- _WHAT TO WORK ON_
Can you write out all of the material below, word for word?

* * * * * * *

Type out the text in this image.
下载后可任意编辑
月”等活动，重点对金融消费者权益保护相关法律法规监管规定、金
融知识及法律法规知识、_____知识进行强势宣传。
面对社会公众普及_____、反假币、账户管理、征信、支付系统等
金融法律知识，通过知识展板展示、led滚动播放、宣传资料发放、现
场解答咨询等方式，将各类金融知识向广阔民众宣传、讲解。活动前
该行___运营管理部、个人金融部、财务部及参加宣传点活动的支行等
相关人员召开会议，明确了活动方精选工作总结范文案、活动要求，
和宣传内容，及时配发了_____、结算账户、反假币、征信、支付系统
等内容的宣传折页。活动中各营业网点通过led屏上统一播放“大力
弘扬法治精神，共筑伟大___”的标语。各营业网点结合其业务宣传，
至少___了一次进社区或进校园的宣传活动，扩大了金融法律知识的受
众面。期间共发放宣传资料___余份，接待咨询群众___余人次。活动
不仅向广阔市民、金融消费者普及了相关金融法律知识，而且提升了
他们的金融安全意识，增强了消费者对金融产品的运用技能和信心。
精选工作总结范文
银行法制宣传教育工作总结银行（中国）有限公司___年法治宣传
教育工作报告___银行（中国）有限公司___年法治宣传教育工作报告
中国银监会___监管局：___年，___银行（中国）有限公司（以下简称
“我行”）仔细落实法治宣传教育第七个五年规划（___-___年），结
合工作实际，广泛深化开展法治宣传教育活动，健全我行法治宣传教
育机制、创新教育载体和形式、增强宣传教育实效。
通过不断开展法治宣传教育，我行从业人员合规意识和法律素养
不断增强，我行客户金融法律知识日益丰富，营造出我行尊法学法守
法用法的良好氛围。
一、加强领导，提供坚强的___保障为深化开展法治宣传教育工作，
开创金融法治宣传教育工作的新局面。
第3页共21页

* * * * * * *

- _WRITTEN SOLUTION_
Type out the text in this image.
下载后可任意编辑
月”等活动，重点对金融消费者权益保护相关法律法规监管规定、金
融知识及法律法规知识、_____知识进行强势宣传。
面对社会公众普及_____、反假币、账户管理、征信、支付系统等
金融法律知识，通过知识展板展示、led滚动播放、宣传资料发放、现
场解答咨询等方式，将各类金融知识向广阔民众宣传、讲解。活动前
该行___运营管理部、个人金融部、财务部及参加宣传点活动的支行等
相关人员召开会议，明确了活动方精选工作总结范文案、活动要求，
和宣传内容，及时配发了_____、结算账户、反假币、征信、支付系统
等内容的宣传折页。活动中各营业网点通过led屏上统一播放“大力
弘扬法治精神，共筑伟大___”的标语。各营业网点结合其业务宣传，
至少___了一次进社区或进校园的宣传活动，扩大了金融法律知识的受
众面。期间共发放宣传资料___余份，接待咨询群众___余人次。活动
不仅向广阔市民、金融消费者普及了相关金融法律知识，而且提升了
他们的金融安全意识，增强了消费者对金融产品的运用技能和信心。
精选工作总结范文
银行法制宣传教育工作总结银行（中国）有限公司___年法治宣传
教育工作报告___银行（中国）有限公司___年法治宣传教育工作报告
中国银监会___监管局：___年，___银行（中国）有限公司（以下简称
“我行”）仔细落实法治宣传教育第七个五年规划（___-___年），结
合工作实际，广泛深化开展法治宣传教育活动，健全我行法治宣传教
育机制、创新教育载体和形式、增强宣传教育实效。
通过不断开展法治宣传教育，我行从业人员合规意识和法律素养
不断增强，我行客户金融法律知识日益丰富，营造出我行尊法学法守
法用法的良好氛围。
一、加强领导，提供坚强的___保障为深化开展法治宣传教育工作，
开创金融法治宣传教育工作的新局面。
第3页共21页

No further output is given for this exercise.